— Begin EXERCISE MATERIAL —
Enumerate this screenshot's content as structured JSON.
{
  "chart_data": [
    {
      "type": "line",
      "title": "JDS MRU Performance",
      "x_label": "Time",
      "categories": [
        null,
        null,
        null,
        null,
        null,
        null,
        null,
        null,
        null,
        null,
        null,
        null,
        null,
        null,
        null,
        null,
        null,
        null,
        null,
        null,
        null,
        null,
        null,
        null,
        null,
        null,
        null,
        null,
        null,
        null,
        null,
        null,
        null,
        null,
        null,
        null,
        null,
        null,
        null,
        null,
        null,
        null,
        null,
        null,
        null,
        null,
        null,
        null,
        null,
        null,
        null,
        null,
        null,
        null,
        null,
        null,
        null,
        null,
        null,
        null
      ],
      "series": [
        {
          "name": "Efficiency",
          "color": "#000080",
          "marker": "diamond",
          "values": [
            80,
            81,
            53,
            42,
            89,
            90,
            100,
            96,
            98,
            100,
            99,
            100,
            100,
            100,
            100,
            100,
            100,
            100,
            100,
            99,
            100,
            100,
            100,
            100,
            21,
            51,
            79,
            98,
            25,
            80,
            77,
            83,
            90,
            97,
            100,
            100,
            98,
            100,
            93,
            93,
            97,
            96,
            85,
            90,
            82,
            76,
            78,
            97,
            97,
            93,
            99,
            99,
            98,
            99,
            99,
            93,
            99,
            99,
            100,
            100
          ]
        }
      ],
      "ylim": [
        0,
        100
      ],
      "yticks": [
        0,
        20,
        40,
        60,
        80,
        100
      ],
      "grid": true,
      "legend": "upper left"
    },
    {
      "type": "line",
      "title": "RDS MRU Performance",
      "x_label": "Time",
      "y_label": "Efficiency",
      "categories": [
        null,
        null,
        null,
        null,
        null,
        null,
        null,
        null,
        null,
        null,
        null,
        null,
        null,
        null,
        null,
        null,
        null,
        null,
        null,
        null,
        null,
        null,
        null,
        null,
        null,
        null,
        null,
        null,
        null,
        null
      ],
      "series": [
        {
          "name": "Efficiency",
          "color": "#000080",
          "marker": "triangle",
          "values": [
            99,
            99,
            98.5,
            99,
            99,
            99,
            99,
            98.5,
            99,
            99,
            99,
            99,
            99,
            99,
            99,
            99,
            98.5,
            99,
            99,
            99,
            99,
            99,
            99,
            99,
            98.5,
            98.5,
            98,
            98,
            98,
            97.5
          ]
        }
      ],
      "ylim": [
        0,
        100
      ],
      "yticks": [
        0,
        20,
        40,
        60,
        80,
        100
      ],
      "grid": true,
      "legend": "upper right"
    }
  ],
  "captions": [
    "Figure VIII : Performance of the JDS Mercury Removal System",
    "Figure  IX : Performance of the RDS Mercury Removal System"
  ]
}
— End EXERCISE MATERIAL —
### TASK DIRECTIONS:
Determine the number of lines in these entries that contain the word "legend", and write only that number.

### RESULT OF THIS EXERCISE:
2